Image-based layout entries:
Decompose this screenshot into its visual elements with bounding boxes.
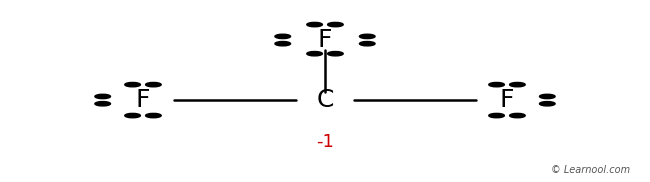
Text: -1: -1 [316, 133, 334, 151]
Circle shape [307, 52, 322, 56]
Circle shape [510, 82, 525, 87]
Circle shape [146, 113, 161, 118]
Circle shape [307, 22, 322, 27]
Circle shape [95, 102, 110, 106]
Circle shape [125, 113, 140, 118]
Circle shape [489, 82, 504, 87]
Circle shape [275, 34, 291, 39]
Circle shape [275, 41, 291, 46]
Circle shape [146, 82, 161, 87]
Circle shape [359, 41, 375, 46]
Text: C: C [317, 88, 333, 112]
Circle shape [489, 113, 504, 118]
Circle shape [328, 22, 343, 27]
Text: © Learnool.com: © Learnool.com [551, 165, 630, 175]
Text: F: F [318, 28, 332, 52]
Circle shape [359, 34, 375, 39]
Circle shape [328, 52, 343, 56]
Circle shape [540, 94, 555, 99]
Circle shape [510, 113, 525, 118]
Circle shape [540, 102, 555, 106]
Text: F: F [136, 88, 150, 112]
Circle shape [95, 94, 110, 99]
Text: F: F [500, 88, 514, 112]
Circle shape [125, 82, 140, 87]
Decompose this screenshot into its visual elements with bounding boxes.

- Job
Update all of the items above by replacing every "Circle shape" with "Round marker" and leaving everything else unchanged. Omit the pictures from your answer.

- Solved problem
Decompose this screenshot into its visual elements with bounding boxes.
Text: -1: -1 [316, 133, 334, 151]
Round marker [307, 52, 322, 56]
Round marker [510, 82, 525, 87]
Round marker [146, 113, 161, 118]
Round marker [307, 22, 322, 27]
Round marker [95, 102, 110, 106]
Round marker [125, 113, 140, 118]
Round marker [489, 82, 504, 87]
Round marker [275, 34, 291, 39]
Round marker [275, 41, 291, 46]
Round marker [146, 82, 161, 87]
Round marker [359, 41, 375, 46]
Text: C: C [317, 88, 333, 112]
Round marker [489, 113, 504, 118]
Round marker [328, 22, 343, 27]
Text: © Learnool.com: © Learnool.com [551, 165, 630, 175]
Text: F: F [318, 28, 332, 52]
Round marker [359, 34, 375, 39]
Round marker [328, 52, 343, 56]
Round marker [540, 94, 555, 99]
Round marker [510, 113, 525, 118]
Round marker [540, 102, 555, 106]
Text: F: F [136, 88, 150, 112]
Round marker [95, 94, 110, 99]
Text: F: F [500, 88, 514, 112]
Round marker [125, 82, 140, 87]
Decompose this screenshot into its visual elements with bounding boxes.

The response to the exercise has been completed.